Exercise details: Reproduce every line of the material below, but drop the pictures.

------------------------------------------------

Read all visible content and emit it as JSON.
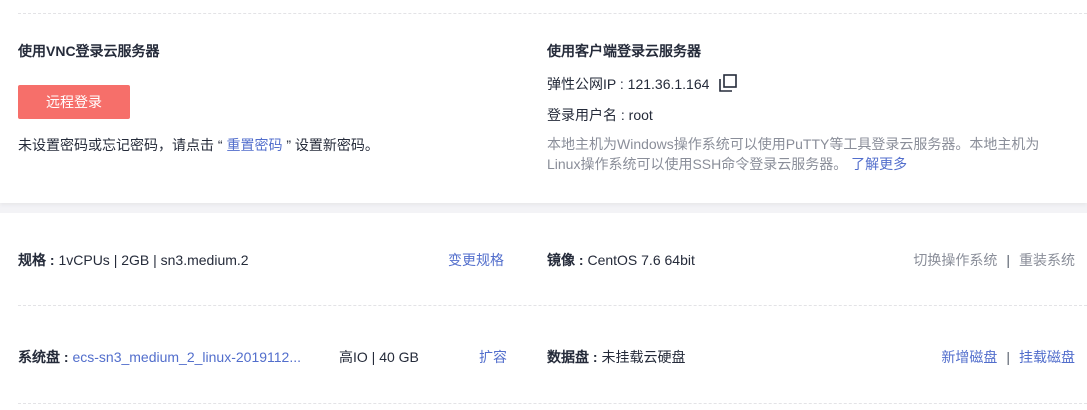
{
  "vnc": {
    "title": "使用VNC登录云服务器",
    "login_button": "远程登录",
    "hint_prefix": "未设置密码或忘记密码，请点击 “ ",
    "hint_link": "重置密码",
    "hint_suffix": " ” 设置新密码。"
  },
  "client": {
    "title": "使用客户端登录云服务器",
    "ip_label": "弹性公网IP : ",
    "ip_value": "121.36.1.164",
    "user_label": "登录用户名 : ",
    "user_value": "root",
    "desc_line1": "本地主机为Windows操作系统可以使用PuTTY等工具登录云服务器。本地主机为",
    "desc_line2": "Linux操作系统可以使用SSH命令登录云服务器。 ",
    "learn_more": "了解更多"
  },
  "spec": {
    "label": "规格 : ",
    "value": "1vCPUs | 2GB | sn3.medium.2",
    "action": "变更规格"
  },
  "image": {
    "label": "镜像 : ",
    "value": "CentOS 7.6 64bit",
    "action_switch": "切换操作系统",
    "separator": "|",
    "action_reinstall": "重装系统"
  },
  "system_disk": {
    "label": "系统盘 : ",
    "name": "ecs-sn3_medium_2_linux-2019112...",
    "type_size": "高IO | 40 GB",
    "action": "扩容"
  },
  "data_disk": {
    "label": "数据盘 : ",
    "value": "未挂载云硬盘",
    "action_add": "新增磁盘",
    "separator": "|",
    "action_attach": "挂载磁盘"
  },
  "colors": {
    "primary_button": "#f66f6a",
    "link": "#526ecc",
    "text": "#252b3a",
    "muted": "#8a8e99"
  },
  "icons": {
    "copy": "copy-icon"
  }
}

------------------------------------------------

The solution:
Read all visible content and emit it as JSON.
{
  "vnc": {
    "title": "使用VNC登录云服务器",
    "login_button": "远程登录",
    "hint_prefix": "未设置密码或忘记密码，请点击 “ ",
    "hint_link": "重置密码",
    "hint_suffix": " ” 设置新密码。"
  },
  "client": {
    "title": "使用客户端登录云服务器",
    "ip_label": "弹性公网IP : ",
    "ip_value": "121.36.1.164",
    "user_label": "登录用户名 : ",
    "user_value": "root",
    "desc_line1": "本地主机为Windows操作系统可以使用PuTTY等工具登录云服务器。本地主机为",
    "desc_line2": "Linux操作系统可以使用SSH命令登录云服务器。 ",
    "learn_more": "了解更多"
  },
  "spec": {
    "label": "规格 : ",
    "value": "1vCPUs | 2GB | sn3.medium.2",
    "action": "变更规格"
  },
  "image": {
    "label": "镜像 : ",
    "value": "CentOS 7.6 64bit",
    "action_switch": "切换操作系统",
    "separator": "|",
    "action_reinstall": "重装系统"
  },
  "system_disk": {
    "label": "系统盘 : ",
    "name": "ecs-sn3_medium_2_linux-2019112...",
    "type_size": "高IO | 40 GB",
    "action": "扩容"
  },
  "data_disk": {
    "label": "数据盘 : ",
    "value": "未挂载云硬盘",
    "action_add": "新增磁盘",
    "separator": "|",
    "action_attach": "挂载磁盘"
  },
  "colors": {
    "primary_button": "#f66f6a",
    "link": "#526ecc",
    "text": "#252b3a",
    "muted": "#8a8e99"
  },
  "icons": {
    "copy": "copy-icon"
  }
}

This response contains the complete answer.